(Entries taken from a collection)
- - - - - - -

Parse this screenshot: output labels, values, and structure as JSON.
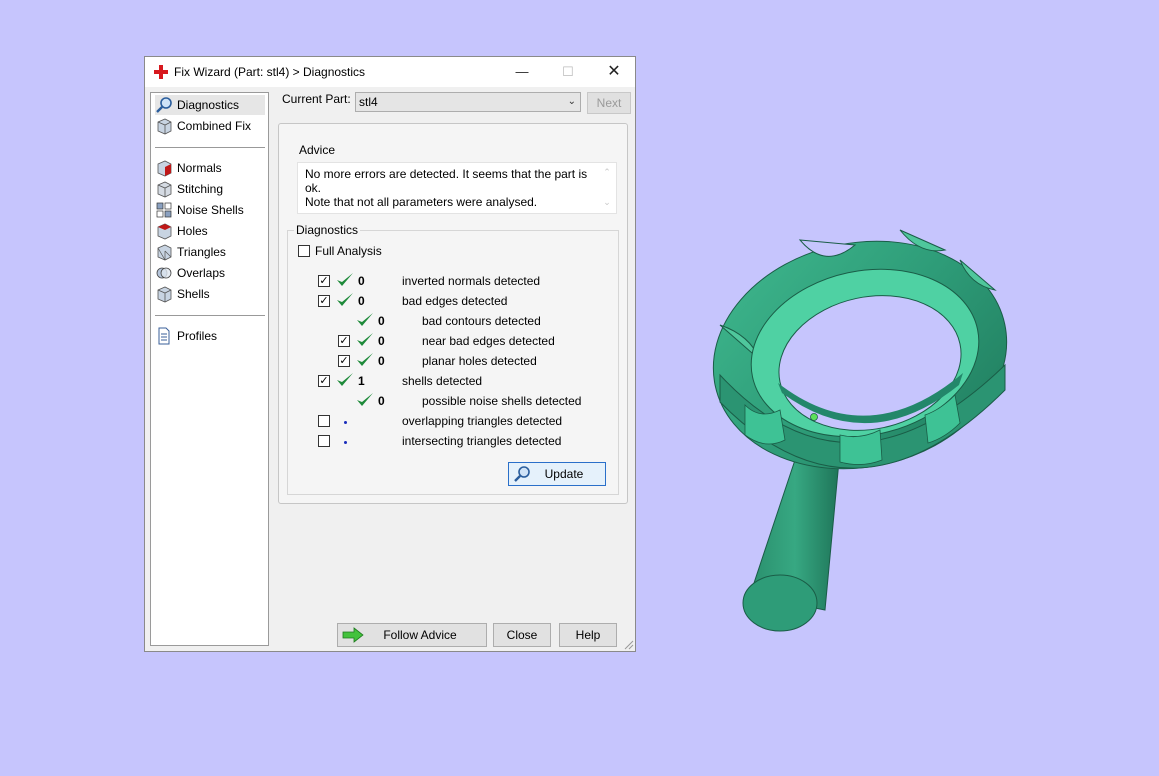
{
  "window": {
    "title": "Fix Wizard (Part: stl4) > Diagnostics",
    "minimize": "—",
    "maximize": "☐",
    "close": "✕"
  },
  "nav": {
    "items": [
      {
        "label": "Diagnostics",
        "icon": "magnifier-icon",
        "selected": true
      },
      {
        "label": "Combined Fix",
        "icon": "cube-icon"
      },
      {
        "label": "Normals",
        "icon": "normals-cube-icon"
      },
      {
        "label": "Stitching",
        "icon": "stitching-cube-icon"
      },
      {
        "label": "Noise Shells",
        "icon": "noise-shells-icon"
      },
      {
        "label": "Holes",
        "icon": "holes-cube-icon"
      },
      {
        "label": "Triangles",
        "icon": "triangles-cube-icon"
      },
      {
        "label": "Overlaps",
        "icon": "overlaps-icon"
      },
      {
        "label": "Shells",
        "icon": "shells-cube-icon"
      },
      {
        "label": "Profiles",
        "icon": "document-icon"
      }
    ]
  },
  "header": {
    "current_part_label": "Current Part:",
    "current_part_value": "stl4",
    "next_label": "Next"
  },
  "advice": {
    "title": "Advice",
    "text_line1": "No more errors are detected. It seems that the part is ok.",
    "text_line2": "Note that not all parameters were analysed."
  },
  "diagnostics": {
    "title": "Diagnostics",
    "full_analysis_label": "Full Analysis",
    "rows": [
      {
        "checked": true,
        "status": "ok",
        "count": "0",
        "label": "inverted normals detected"
      },
      {
        "checked": true,
        "status": "ok",
        "count": "0",
        "label": "bad edges detected"
      },
      {
        "status": "ok",
        "count": "0",
        "label": "bad contours detected"
      },
      {
        "checked": true,
        "status": "ok",
        "count": "0",
        "label": "near bad edges detected"
      },
      {
        "checked": true,
        "status": "ok",
        "count": "0",
        "label": "planar holes detected"
      },
      {
        "checked": true,
        "status": "ok",
        "count": "1",
        "label": "shells detected"
      },
      {
        "status": "ok",
        "count": "0",
        "label": "possible noise shells detected"
      },
      {
        "checked": false,
        "status": "not-run",
        "label": "overlapping triangles detected"
      },
      {
        "checked": false,
        "status": "not-run",
        "label": "intersecting triangles detected"
      }
    ],
    "update_label": "Update"
  },
  "footer": {
    "follow_advice_label": "Follow Advice",
    "close_label": "Close",
    "help_label": "Help"
  },
  "colors": {
    "background": "#c6c5fd",
    "model": "#2e9c78",
    "check_green": "#1e8a3a"
  }
}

- - - - - - -

Which lines include "cube"? Copy each of them out.

- [SOLVED EXERCISE]
        "icon": "cube-icon"
        "icon": "normals-cube-icon"
        "icon": "stitching-cube-icon"
        "icon": "holes-cube-icon"
        "icon": "triangles-cube-icon"
        "icon": "shells-cube-icon"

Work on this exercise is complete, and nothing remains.